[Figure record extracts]
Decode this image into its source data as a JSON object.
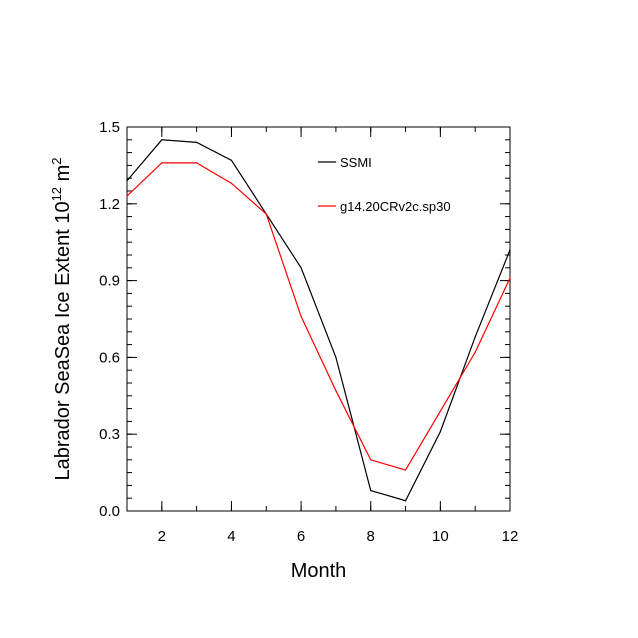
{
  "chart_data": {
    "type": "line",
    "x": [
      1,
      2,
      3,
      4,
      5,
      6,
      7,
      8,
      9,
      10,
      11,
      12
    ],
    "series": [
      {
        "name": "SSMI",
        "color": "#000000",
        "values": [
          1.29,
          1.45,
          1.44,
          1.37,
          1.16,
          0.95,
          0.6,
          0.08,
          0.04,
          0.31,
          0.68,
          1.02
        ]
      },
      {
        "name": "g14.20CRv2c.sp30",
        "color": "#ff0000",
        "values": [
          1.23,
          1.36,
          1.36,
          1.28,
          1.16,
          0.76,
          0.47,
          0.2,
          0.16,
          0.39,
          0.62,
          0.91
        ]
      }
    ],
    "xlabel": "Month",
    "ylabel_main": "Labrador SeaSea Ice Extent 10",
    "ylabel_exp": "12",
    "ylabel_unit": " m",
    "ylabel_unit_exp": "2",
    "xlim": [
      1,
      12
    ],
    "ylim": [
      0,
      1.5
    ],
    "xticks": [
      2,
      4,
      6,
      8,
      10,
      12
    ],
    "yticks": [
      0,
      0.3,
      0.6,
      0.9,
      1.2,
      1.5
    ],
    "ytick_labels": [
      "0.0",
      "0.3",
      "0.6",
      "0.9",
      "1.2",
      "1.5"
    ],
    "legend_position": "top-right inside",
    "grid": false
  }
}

THE EXERCISE ▸ Print every entry above again without changing a word, and omit the pictures.

PROBLEM SOLUTION ▸
Decode this image into its source data as a JSON object.
{
  "chart_data": {
    "type": "line",
    "x": [
      1,
      2,
      3,
      4,
      5,
      6,
      7,
      8,
      9,
      10,
      11,
      12
    ],
    "series": [
      {
        "name": "SSMI",
        "color": "#000000",
        "values": [
          1.29,
          1.45,
          1.44,
          1.37,
          1.16,
          0.95,
          0.6,
          0.08,
          0.04,
          0.31,
          0.68,
          1.02
        ]
      },
      {
        "name": "g14.20CRv2c.sp30",
        "color": "#ff0000",
        "values": [
          1.23,
          1.36,
          1.36,
          1.28,
          1.16,
          0.76,
          0.47,
          0.2,
          0.16,
          0.39,
          0.62,
          0.91
        ]
      }
    ],
    "xlabel": "Month",
    "ylabel_main": "Labrador SeaSea Ice Extent 10",
    "ylabel_exp": "12",
    "ylabel_unit": " m",
    "ylabel_unit_exp": "2",
    "xlim": [
      1,
      12
    ],
    "ylim": [
      0,
      1.5
    ],
    "xticks": [
      2,
      4,
      6,
      8,
      10,
      12
    ],
    "yticks": [
      0,
      0.3,
      0.6,
      0.9,
      1.2,
      1.5
    ],
    "ytick_labels": [
      "0.0",
      "0.3",
      "0.6",
      "0.9",
      "1.2",
      "1.5"
    ],
    "legend_position": "top-right inside",
    "grid": false
  }
}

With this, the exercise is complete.